(Exercise goal) The reply must repeat each entry exactly and contain no pictures.

(Information given)
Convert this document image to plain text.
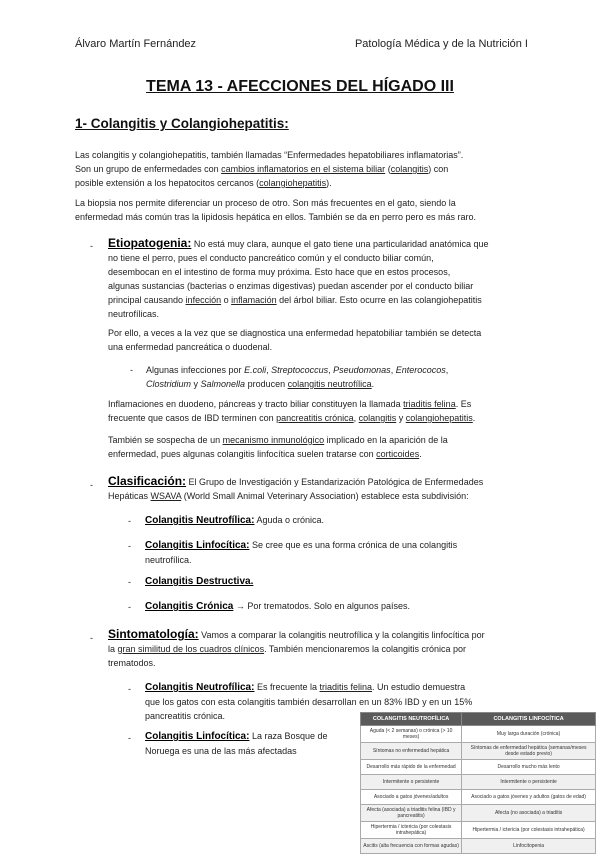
Álvaro Martín Fernández	Patología Médica y de la Nutrición I
TEMA 13 - AFECCIONES DEL HÍGADO III
1- Colangitis y Colangiohepatitis:
Las colangitis y colangiohepatitis, también llamadas “Enfermedades hepatobiliares inflamatorias”.
Son un grupo de enfermedades con cambios inflamatorios en el sistema biliar (colangitis) con
posible extensión a los hepatocitos cercanos (colangiohepatitis).
La biopsia nos permite diferenciar un proceso de otro. Son más frecuentes en el gato, siendo la
enfermedad más común tras la lipidosis hepática en ellos. También se da en perro pero es más raro.
- Etiopatogenia: No está muy clara, aunque el gato tiene una particularidad anatómica que
no tiene el perro, pues el conducto pancreático común y el conducto biliar común,
desembocan en el intestino de forma muy próxima. Esto hace que en estos procesos,
algunas sustancias (bacterias o enzimas digestivas) puedan ascender por el conducto biliar
principal causando infección o inflamación del árbol biliar. Esto ocurre en las colangiohepatitis
neutrofílicas.
Por ello, a veces a la vez que se diagnostica una enfermedad hepatobiliar también se detecta
una enfermedad pancreática o duodenal.
- Algunas infecciones por E.coli, Streptococcus, Pseudomonas, Enterococos,
Clostridium y Salmonella producen colangitis neutrofílica.
Inflamaciones en duodeno, páncreas y tracto biliar constituyen la llamada triaditis felina. Es
frecuente que casos de IBD terminen con pancreatitis crónica, colangitis y colangiohepatitis.
También se sospecha de un mecanismo inmunológico implicado en la aparición de la
enfermedad, pues algunas colangitis linfocítica suelen tratarse con corticoides.
- Clasificación: El Grupo de Investigación y Estandarización Patológica de Enfermedades
Hepáticas WSAVA (World Small Animal Veterinary Association) establece esta subdivisión:
- Colangitis Neutrofílica: Aguda o crónica.
- Colangitis Linfocítica: Se cree que es una forma crónica de una colangitis
neutrofílica.
- Colangitis Destructiva.
- Colangitis Crónica → Por trematodos. Solo en algunos países.
- Sintomatología: Vamos a comparar la colangitis neutrofílica y la colangitis linfocítica por
la gran similitud de los cuadros clínicos. También mencionaremos la colangitis crónica por
trematodos.
- Colangitis Neutrofílica: Es frecuente la triaditis felina. Un estudio demuestra
que los gatos con esta colangitis también desarrollan en un 83% IBD y en un 15%
pancreatitis crónica.
- Colangitis Linfocítica: La raza Bosque de
Noruega es una de las más afectadas
COLANGITIS NEUTROFÍLICA	COLANGITIS LINFOCÍTICA
Aguda (< 2 semanas) o crónica (> 10 meses)	Muy larga duración (crónica)
Síntomas no enfermedad hepática	Síntomas de enfermedad hepática (semanas/meses desde estado previo)
Desarrollo más rápido de la enfermedad	Desarrollo mucho más lento
Intermitente o persistente	Intermitente o persistente
Asociado a gatos jóvenes/adultos	Asociado a gatos jóvenes y adultos (gatos de edad)
Afecta (asociada) a triaditis felina (IBD y pancreatitis)	Afecta (no asociada) a triaditis
Hipertermia / ictericia (por colestasis intrahepática)	Hipertermia / ictericia (por colestasis intrahepática)
Ascitis (alta frecuencia con formas agudas)	Linfocitopenia
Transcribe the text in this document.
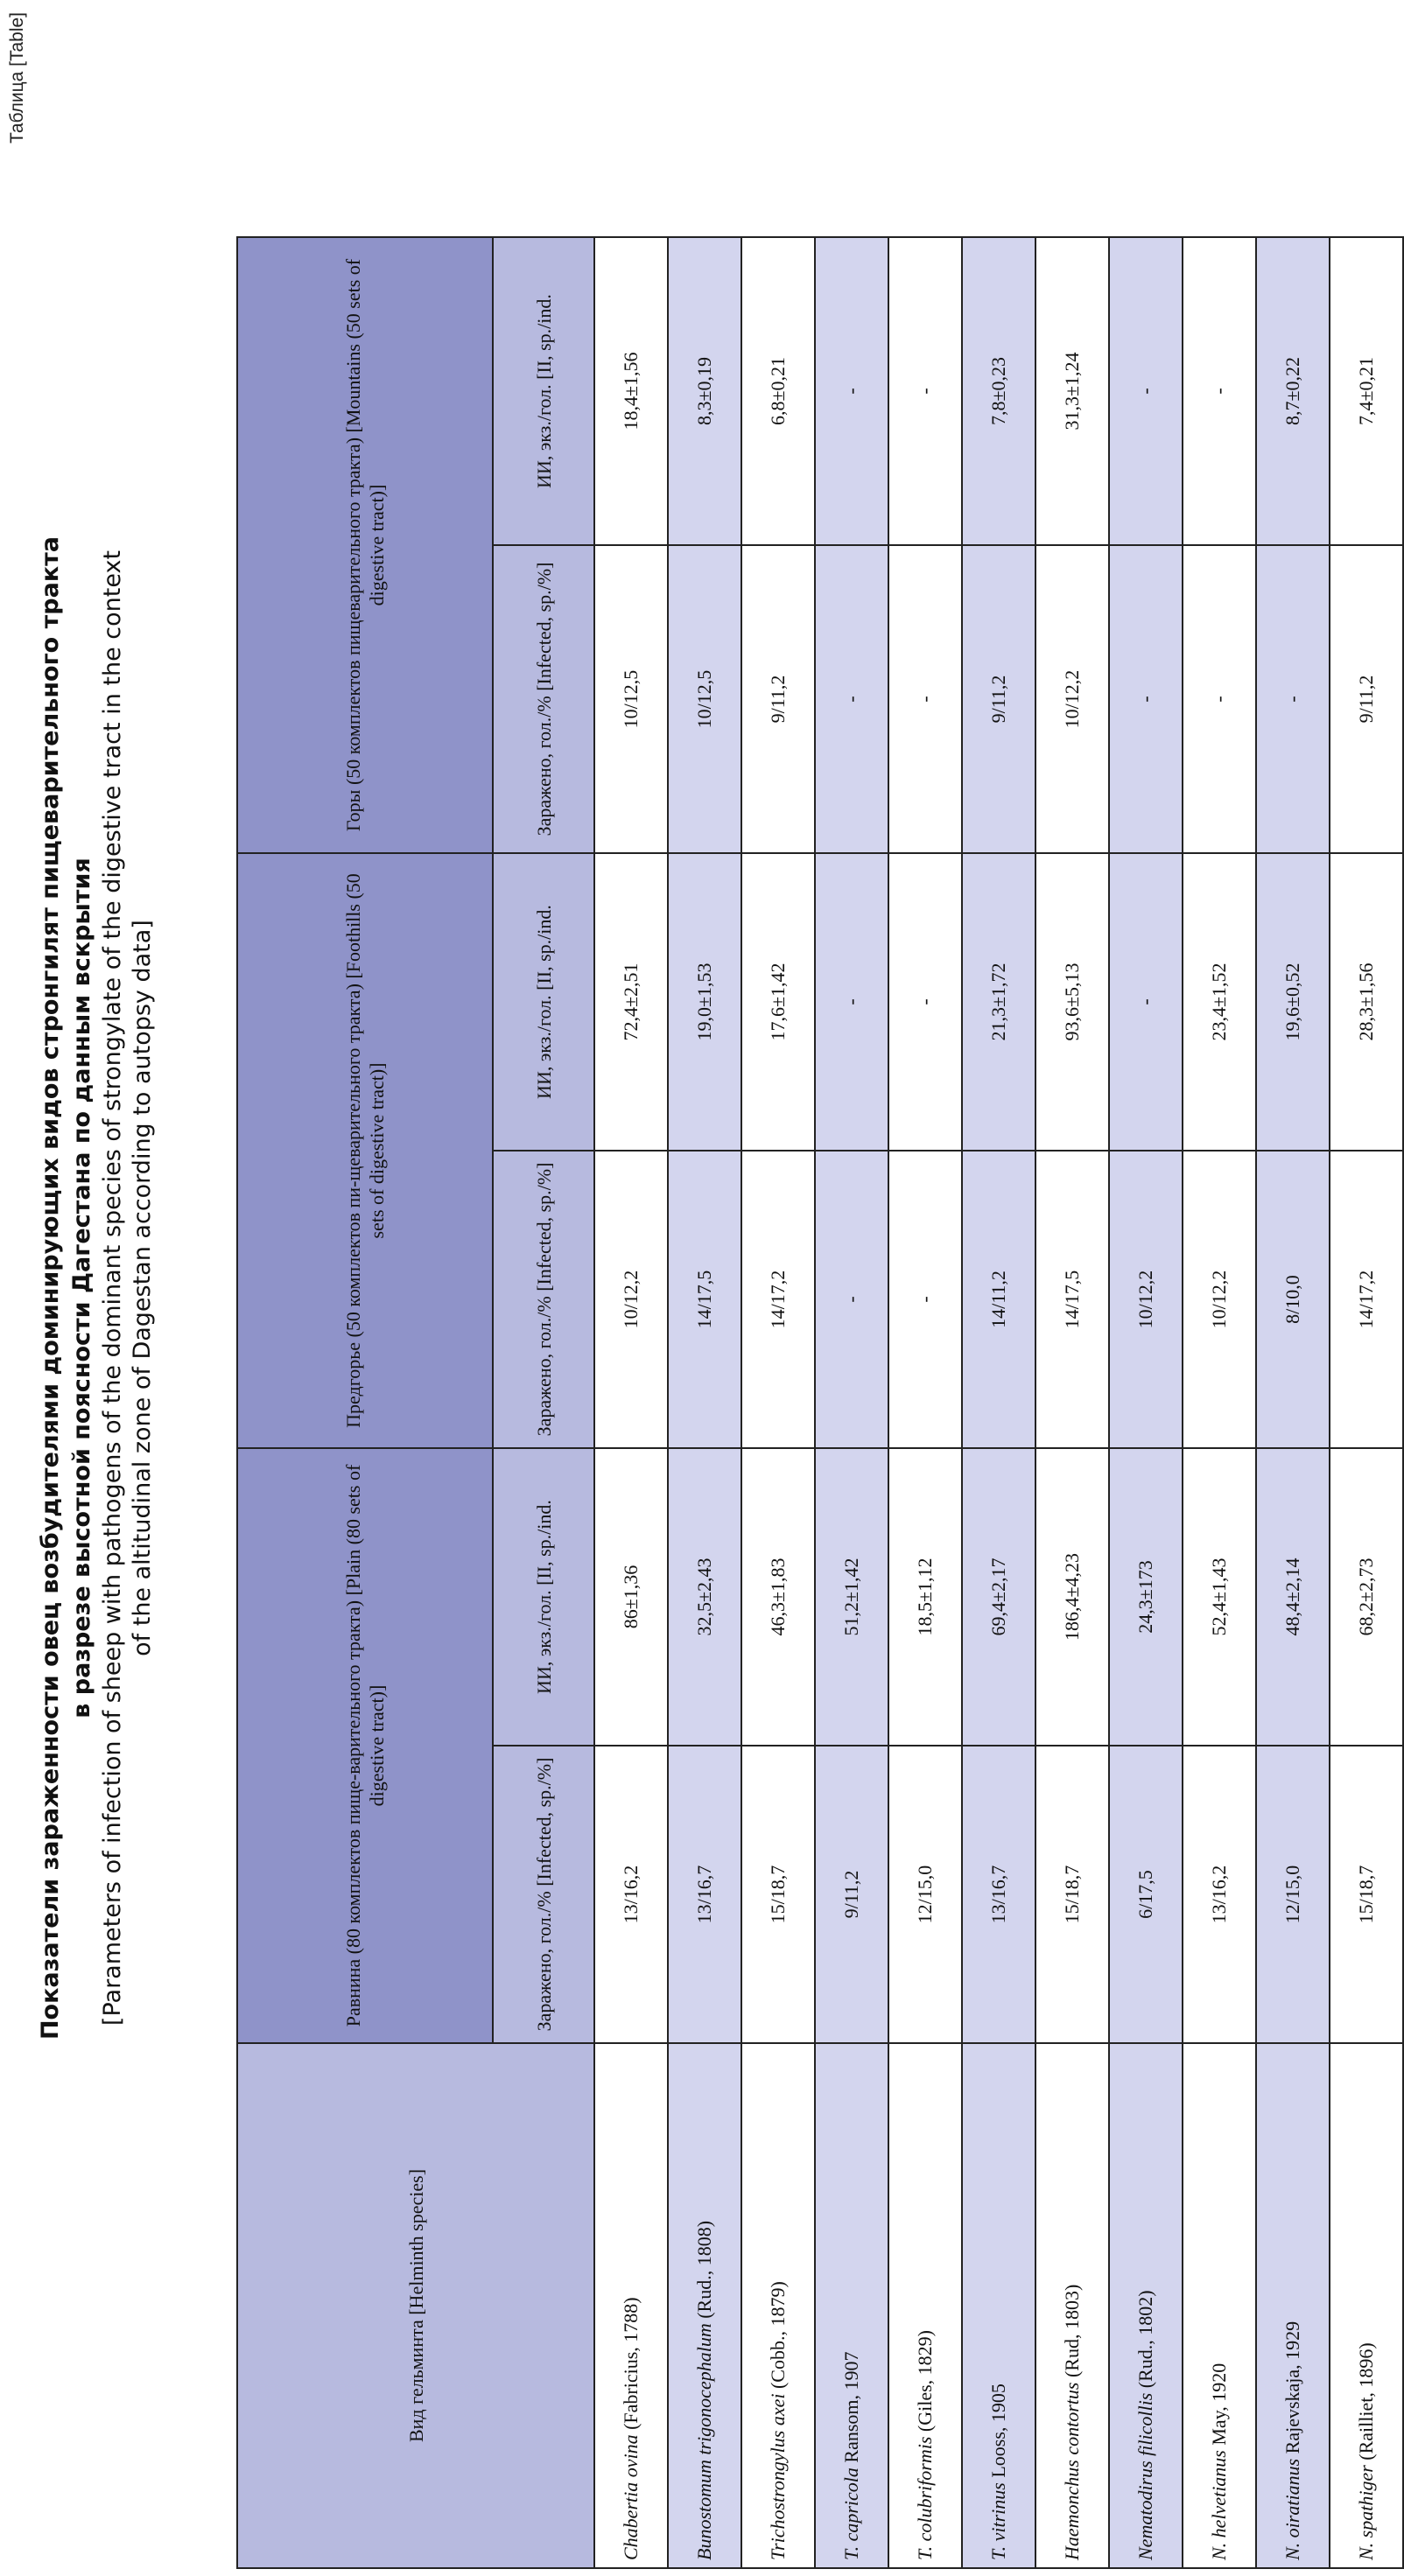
Таблица [Table]
Показатели зараженности овец возбудителями доминирующих видов стронгилят пищеварительного тракта в разрезе высотной поясности Дагестана по данным вскрытия [Parameters of infection of sheep with pathogens of the dominant species of strongylate of the digestive tract in the context of the altitudinal zone of Dagestan according to autopsy data]
Вид гельминта [Helminth species]	Равнина (80 комплектов пище-варительного тракта) [Plain (80 sets of digestive tract)]		Предгорье (50 комплектов пи-щеварительного тракта) [Foothills (50 sets of digestive tract)]		Горы (50 комплектов пищеварительного тракта) [Mountains (50 sets of digestive tract)]	
	Заражено, гол./% [Infected, sp./%]	ИИ, экз./гол. [II, sp./ind.	Заражено, гол./% [Infected, sp./%]	ИИ, экз./гол. [II, sp./ind.	Заражено, гол./% [Infected, sp./%]	ИИ, экз./гол. [II, sp./ind.
Chabertia ovina (Fabricius, 1788)	13/16,2	86±1,36	10/12,2	72,4±2,51	10/12,5	18,4±1,56
Bunostomum trigonocephalum (Rud., 1808)	13/16,7	32,5±2,43	14/17,5	19,0±1,53	10/12,5	8,3±0,19
Trichostrongylus axei (Cobb., 1879)	15/18,7	46,3±1,83	14/17,2	17,6±1,42	9/11,2	6,8±0,21
T. capricola Ransom, 1907	9/11,2	51,2±1,42	-	-	-	-
T. colubriformis (Giles, 1829)	12/15,0	18,5±1,12	-	-	-	-
T. vitrinus Looss, 1905	13/16,7	69,4±2,17	14/11,2	21,3±1,72	9/11,2	7,8±0,23
Haemonchus contortus (Rud, 1803)	15/18,7	186,4±4,23	14/17,5	93,6±5,13	10/12,2	31,3±1,24
Nematodirus filicollis (Rud., 1802)	6/17,5	24,3±173	10/12,2	-	-	-
N. helvetianus May, 1920	13/16,2	52,4±1,43	10/12,2	23,4±1,52	-	-
N. oiratianus Rajevskaja, 1929	12/15,0	48,4±2,14	8/10,0	19,6±0,52	-	8,7±0,22
N. spathiger (Railliet, 1896)	15/18,7	68,2±2,73	14/17,2	28,3±1,56	9/11,2	7,4±0,21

(Exercise solution)
Convert this document image to plain text.
Álvaro Martín Fernández	Patología Médica y de la Nutrición I
TEMA 13 - AFECCIONES DEL HÍGADO III
1- Colangitis y Colangiohepatitis:
Las colangitis y colangiohepatitis, también llamadas “Enfermedades hepatobiliares inflamatorias”.
Son un grupo de enfermedades con cambios inflamatorios en el sistema biliar (colangitis) con
posible extensión a los hepatocitos cercanos (colangiohepatitis).
La biopsia nos permite diferenciar un proceso de otro. Son más frecuentes en el gato, siendo la
enfermedad más común tras la lipidosis hepática en ellos. También se da en perro pero es más raro.
- Etiopatogenia: No está muy clara, aunque el gato tiene una particularidad anatómica que
no tiene el perro, pues el conducto pancreático común y el conducto biliar común,
desembocan en el intestino de forma muy próxima. Esto hace que en estos procesos,
algunas sustancias (bacterias o enzimas digestivas) puedan ascender por el conducto biliar
principal causando infección o inflamación del árbol biliar. Esto ocurre en las colangiohepatitis
neutrofílicas.
Por ello, a veces a la vez que se diagnostica una enfermedad hepatobiliar también se detecta
una enfermedad pancreática o duodenal.
- Algunas infecciones por E.coli, Streptococcus, Pseudomonas, Enterococos,
Clostridium y Salmonella producen colangitis neutrofílica.
Inflamaciones en duodeno, páncreas y tracto biliar constituyen la llamada triaditis felina. Es
frecuente que casos de IBD terminen con pancreatitis crónica, colangitis y colangiohepatitis.
También se sospecha de un mecanismo inmunológico implicado en la aparición de la
enfermedad, pues algunas colangitis linfocítica suelen tratarse con corticoides.
- Clasificación: El Grupo de Investigación y Estandarización Patológica de Enfermedades
Hepáticas WSAVA (World Small Animal Veterinary Association) establece esta subdivisión:
- Colangitis Neutrofílica: Aguda o crónica.
- Colangitis Linfocítica: Se cree que es una forma crónica de una colangitis
neutrofílica.
- Colangitis Destructiva.
- Colangitis Crónica → Por trematodos. Solo en algunos países.
- Sintomatología: Vamos a comparar la colangitis neutrofílica y la colangitis linfocítica por
la gran similitud de los cuadros clínicos. También mencionaremos la colangitis crónica por
trematodos.
- Colangitis Neutrofílica: Es frecuente la triaditis felina. Un estudio demuestra
que los gatos con esta colangitis también desarrollan en un 83% IBD y en un 15%
pancreatitis crónica.
- Colangitis Linfocítica: La raza Bosque de
Noruega es una de las más afectadas
COLANGITIS NEUTROFÍLICA	COLANGITIS LINFOCÍTICA
Aguda (< 2 semanas) o crónica (> 10 meses)	Muy larga duración (crónica)
Síntomas no enfermedad hepática	Síntomas de enfermedad hepática (semanas/meses desde estado previo)
Desarrollo más rápido de la enfermedad	Desarrollo mucho más lento
Intermitente o persistente	Intermitente o persistente
Asociado a gatos jóvenes/adultos	Asociado a gatos jóvenes y adultos (gatos de edad)
Afecta (asociada) a triaditis felina (IBD y pancreatitis)	Afecta (no asociada) a triaditis
Hipertermia / ictericia (por colestasis intrahepática)	Hipertermia / ictericia (por colestasis intrahepática)
Ascitis (alta frecuencia con formas agudas)	Linfocitopenia
Transcribe the text in this document.
Таблица [Table]
Показатели зараженности овец возбудителями доминирующих видов стронгилят пищеварительного тракта в разрезе высотной поясности Дагестана по данным вскрытия [Parameters of infection of sheep with pathogens of the dominant species of strongylate of the digestive tract in the context of the altitudinal zone of Dagestan according to autopsy data]
Вид гельминта [Helminth species]	Равнина (80 комплектов пище-варительного тракта) [Plain (80 sets of digestive tract)]		Предгорье (50 комплектов пи-щеварительного тракта) [Foothills (50 sets of digestive tract)]		Горы (50 комплектов пищеварительного тракта) [Mountains (50 sets of digestive tract)]	
	Заражено, гол./% [Infected, sp./%]	ИИ, экз./гол. [II, sp./ind.	Заражено, гол./% [Infected, sp./%]	ИИ, экз./гол. [II, sp./ind.	Заражено, гол./% [Infected, sp./%]	ИИ, экз./гол. [II, sp./ind.
Chabertia ovina (Fabricius, 1788)	13/16,2	86±1,36	10/12,2	72,4±2,51	10/12,5	18,4±1,56
Bunostomum trigonocephalum (Rud., 1808)	13/16,7	32,5±2,43	14/17,5	19,0±1,53	10/12,5	8,3±0,19
Trichostrongylus axei (Cobb., 1879)	15/18,7	46,3±1,83	14/17,2	17,6±1,42	9/11,2	6,8±0,21
T. capricola Ransom, 1907	9/11,2	51,2±1,42	-	-	-	-
T. colubriformis (Giles, 1829)	12/15,0	18,5±1,12	-	-	-	-
T. vitrinus Looss, 1905	13/16,7	69,4±2,17	14/11,2	21,3±1,72	9/11,2	7,8±0,23
Haemonchus contortus (Rud, 1803)	15/18,7	186,4±4,23	14/17,5	93,6±5,13	10/12,2	31,3±1,24
Nematodirus filicollis (Rud., 1802)	6/17,5	24,3±173	10/12,2	-	-	-
N. helvetianus May, 1920	13/16,2	52,4±1,43	10/12,2	23,4±1,52	-	-
N. oiratianus Rajevskaja, 1929	12/15,0	48,4±2,14	8/10,0	19,6±0,52	-	8,7±0,22
N. spathiger (Railliet, 1896)	15/18,7	68,2±2,73	14/17,2	28,3±1,56	9/11,2	7,4±0,21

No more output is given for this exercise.